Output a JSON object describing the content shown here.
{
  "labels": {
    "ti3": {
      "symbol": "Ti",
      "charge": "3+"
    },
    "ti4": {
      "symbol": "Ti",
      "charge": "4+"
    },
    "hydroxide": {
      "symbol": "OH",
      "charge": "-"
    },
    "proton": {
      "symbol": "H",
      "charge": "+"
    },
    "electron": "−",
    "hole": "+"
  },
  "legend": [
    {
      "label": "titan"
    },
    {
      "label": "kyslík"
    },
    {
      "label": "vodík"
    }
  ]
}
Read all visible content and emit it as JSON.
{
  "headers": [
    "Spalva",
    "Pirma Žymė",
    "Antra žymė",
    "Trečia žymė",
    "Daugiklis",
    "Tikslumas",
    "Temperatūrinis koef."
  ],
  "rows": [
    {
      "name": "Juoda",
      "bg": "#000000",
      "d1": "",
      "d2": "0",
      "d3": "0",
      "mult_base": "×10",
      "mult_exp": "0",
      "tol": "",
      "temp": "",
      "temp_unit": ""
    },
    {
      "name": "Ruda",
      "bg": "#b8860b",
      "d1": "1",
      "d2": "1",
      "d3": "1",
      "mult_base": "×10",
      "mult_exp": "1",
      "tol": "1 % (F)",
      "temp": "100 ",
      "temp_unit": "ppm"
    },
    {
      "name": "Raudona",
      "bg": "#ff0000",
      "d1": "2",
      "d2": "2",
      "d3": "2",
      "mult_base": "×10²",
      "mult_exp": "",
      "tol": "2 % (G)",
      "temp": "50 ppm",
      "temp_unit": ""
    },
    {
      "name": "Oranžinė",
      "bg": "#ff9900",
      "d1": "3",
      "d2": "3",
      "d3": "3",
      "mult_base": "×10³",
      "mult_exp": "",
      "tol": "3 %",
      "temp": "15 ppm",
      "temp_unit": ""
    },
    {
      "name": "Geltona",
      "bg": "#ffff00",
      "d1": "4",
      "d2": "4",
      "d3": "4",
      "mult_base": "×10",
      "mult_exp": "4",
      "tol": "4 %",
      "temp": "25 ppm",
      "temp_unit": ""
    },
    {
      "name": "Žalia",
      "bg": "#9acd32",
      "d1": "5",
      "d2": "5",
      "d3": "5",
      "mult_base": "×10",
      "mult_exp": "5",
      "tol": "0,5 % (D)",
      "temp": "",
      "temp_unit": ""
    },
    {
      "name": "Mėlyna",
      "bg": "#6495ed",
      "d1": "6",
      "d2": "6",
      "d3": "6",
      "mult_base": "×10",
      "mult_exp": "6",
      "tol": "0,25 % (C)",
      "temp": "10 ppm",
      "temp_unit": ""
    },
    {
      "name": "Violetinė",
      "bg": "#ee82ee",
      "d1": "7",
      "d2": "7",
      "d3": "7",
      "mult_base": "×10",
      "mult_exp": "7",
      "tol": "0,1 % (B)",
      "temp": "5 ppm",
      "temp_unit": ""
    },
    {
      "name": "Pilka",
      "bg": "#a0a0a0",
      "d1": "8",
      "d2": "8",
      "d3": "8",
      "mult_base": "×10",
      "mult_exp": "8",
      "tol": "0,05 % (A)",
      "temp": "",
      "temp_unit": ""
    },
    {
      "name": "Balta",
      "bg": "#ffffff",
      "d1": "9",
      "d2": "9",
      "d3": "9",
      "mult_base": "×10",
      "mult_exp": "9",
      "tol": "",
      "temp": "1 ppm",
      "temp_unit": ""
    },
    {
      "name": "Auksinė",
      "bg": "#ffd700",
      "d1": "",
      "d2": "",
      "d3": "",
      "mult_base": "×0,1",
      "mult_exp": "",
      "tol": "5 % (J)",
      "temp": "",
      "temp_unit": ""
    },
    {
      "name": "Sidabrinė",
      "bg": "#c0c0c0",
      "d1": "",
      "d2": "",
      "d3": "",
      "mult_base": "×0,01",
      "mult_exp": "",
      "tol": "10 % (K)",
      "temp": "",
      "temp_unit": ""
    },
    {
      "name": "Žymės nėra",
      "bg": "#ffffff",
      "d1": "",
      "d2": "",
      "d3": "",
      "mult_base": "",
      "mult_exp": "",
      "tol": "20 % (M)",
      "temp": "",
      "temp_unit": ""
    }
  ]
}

————

What is being asked: Extract each line of the listing above, copying it word for word.

Result below:
Output a JSON object describing the content shown here.
{
  "labels": {
    "ti3": {
      "symbol": "Ti",
      "charge": "3+"
    },
    "ti4": {
      "symbol": "Ti",
      "charge": "4+"
    },
    "hydroxide": {
      "symbol": "OH",
      "charge": "-"
    },
    "proton": {
      "symbol": "H",
      "charge": "+"
    },
    "electron": "−",
    "hole": "+"
  },
  "legend": [
    {
      "label": "titan"
    },
    {
      "label": "kyslík"
    },
    {
      "label": "vodík"
    }
  ]
}
Read all visible content and emit it as JSON.
{
  "headers": [
    "Spalva",
    "Pirma Žymė",
    "Antra žymė",
    "Trečia žymė",
    "Daugiklis",
    "Tikslumas",
    "Temperatūrinis koef."
  ],
  "rows": [
    {
      "name": "Juoda",
      "bg": "#000000",
      "d1": "",
      "d2": "0",
      "d3": "0",
      "mult_base": "×10",
      "mult_exp": "0",
      "tol": "",
      "temp": "",
      "temp_unit": ""
    },
    {
      "name": "Ruda",
      "bg": "#b8860b",
      "d1": "1",
      "d2": "1",
      "d3": "1",
      "mult_base": "×10",
      "mult_exp": "1",
      "tol": "1 % (F)",
      "temp": "100 ",
      "temp_unit": "ppm"
    },
    {
      "name": "Raudona",
      "bg": "#ff0000",
      "d1": "2",
      "d2": "2",
      "d3": "2",
      "mult_base": "×10²",
      "mult_exp": "",
      "tol": "2 % (G)",
      "temp": "50 ppm",
      "temp_unit": ""
    },
    {
      "name": "Oranžinė",
      "bg": "#ff9900",
      "d1": "3",
      "d2": "3",
      "d3": "3",
      "mult_base": "×10³",
      "mult_exp": "",
      "tol": "3 %",
      "temp": "15 ppm",
      "temp_unit": ""
    },
    {
      "name": "Geltona",
      "bg": "#ffff00",
      "d1": "4",
      "d2": "4",
      "d3": "4",
      "mult_base": "×10",
      "mult_exp": "4",
      "tol": "4 %",
      "temp": "25 ppm",
      "temp_unit": ""
    },
    {
      "name": "Žalia",
      "bg": "#9acd32",
      "d1": "5",
      "d2": "5",
      "d3": "5",
      "mult_base": "×10",
      "mult_exp": "5",
      "tol": "0,5 % (D)",
      "temp": "",
      "temp_unit": ""
    },
    {
      "name": "Mėlyna",
      "bg": "#6495ed",
      "d1": "6",
      "d2": "6",
      "d3": "6",
      "mult_base": "×10",
      "mult_exp": "6",
      "tol": "0,25 % (C)",
      "temp": "10 ppm",
      "temp_unit": ""
    },
    {
      "name": "Violetinė",
      "bg": "#ee82ee",
      "d1": "7",
      "d2": "7",
      "d3": "7",
      "mult_base": "×10",
      "mult_exp": "7",
      "tol": "0,1 % (B)",
      "temp": "5 ppm",
      "temp_unit": ""
    },
    {
      "name": "Pilka",
      "bg": "#a0a0a0",
      "d1": "8",
      "d2": "8",
      "d3": "8",
      "mult_base": "×10",
      "mult_exp": "8",
      "tol": "0,05 % (A)",
      "temp": "",
      "temp_unit": ""
    },
    {
      "name": "Balta",
      "bg": "#ffffff",
      "d1": "9",
      "d2": "9",
      "d3": "9",
      "mult_base": "×10",
      "mult_exp": "9",
      "tol": "",
      "temp": "1 ppm",
      "temp_unit": ""
    },
    {
      "name": "Auksinė",
      "bg": "#ffd700",
      "d1": "",
      "d2": "",
      "d3": "",
      "mult_base": "×0,1",
      "mult_exp": "",
      "tol": "5 % (J)",
      "temp": "",
      "temp_unit": ""
    },
    {
      "name": "Sidabrinė",
      "bg": "#c0c0c0",
      "d1": "",
      "d2": "",
      "d3": "",
      "mult_base": "×0,01",
      "mult_exp": "",
      "tol": "10 % (K)",
      "temp": "",
      "temp_unit": ""
    },
    {
      "name": "Žymės nėra",
      "bg": "#ffffff",
      "d1": "",
      "d2": "",
      "d3": "",
      "mult_base": "",
      "mult_exp": "",
      "tol": "20 % (M)",
      "temp": "",
      "temp_unit": ""
    }
  ]
}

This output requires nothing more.